Records supplied
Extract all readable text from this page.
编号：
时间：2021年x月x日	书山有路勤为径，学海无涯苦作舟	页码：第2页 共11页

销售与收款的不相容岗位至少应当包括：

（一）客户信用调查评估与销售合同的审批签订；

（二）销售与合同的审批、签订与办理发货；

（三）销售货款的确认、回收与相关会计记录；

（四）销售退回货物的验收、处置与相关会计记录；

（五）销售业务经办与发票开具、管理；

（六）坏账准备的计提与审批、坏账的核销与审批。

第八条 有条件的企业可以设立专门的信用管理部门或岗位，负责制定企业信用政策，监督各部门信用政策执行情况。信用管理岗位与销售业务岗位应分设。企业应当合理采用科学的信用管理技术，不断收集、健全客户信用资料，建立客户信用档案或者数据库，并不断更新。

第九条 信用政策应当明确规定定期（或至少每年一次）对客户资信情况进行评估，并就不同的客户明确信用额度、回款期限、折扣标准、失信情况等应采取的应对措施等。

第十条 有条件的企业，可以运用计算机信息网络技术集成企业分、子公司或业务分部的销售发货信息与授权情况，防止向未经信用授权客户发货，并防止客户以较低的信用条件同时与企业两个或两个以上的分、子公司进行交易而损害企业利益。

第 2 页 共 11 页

Stated exercise
The records above are to be copied in full, exactly as written.

Result for this task
Extract all readable text from this page.
编号：
时间：2021年x月x日	书山有路勤为径，学海无涯苦作舟	页码：第2页 共11页

销售与收款的不相容岗位至少应当包括：

（一）客户信用调查评估与销售合同的审批签订；

（二）销售与合同的审批、签订与办理发货；

（三）销售货款的确认、回收与相关会计记录；

（四）销售退回货物的验收、处置与相关会计记录；

（五）销售业务经办与发票开具、管理；

（六）坏账准备的计提与审批、坏账的核销与审批。

第八条 有条件的企业可以设立专门的信用管理部门或岗位，负责制定企业信用政策，监督各部门信用政策执行情况。信用管理岗位与销售业务岗位应分设。企业应当合理采用科学的信用管理技术，不断收集、健全客户信用资料，建立客户信用档案或者数据库，并不断更新。

第九条 信用政策应当明确规定定期（或至少每年一次）对客户资信情况进行评估，并就不同的客户明确信用额度、回款期限、折扣标准、失信情况等应采取的应对措施等。

第十条 有条件的企业，可以运用计算机信息网络技术集成企业分、子公司或业务分部的销售发货信息与授权情况，防止向未经信用授权客户发货，并防止客户以较低的信用条件同时与企业两个或两个以上的分、子公司进行交易而损害企业利益。

第 2 页 共 11 页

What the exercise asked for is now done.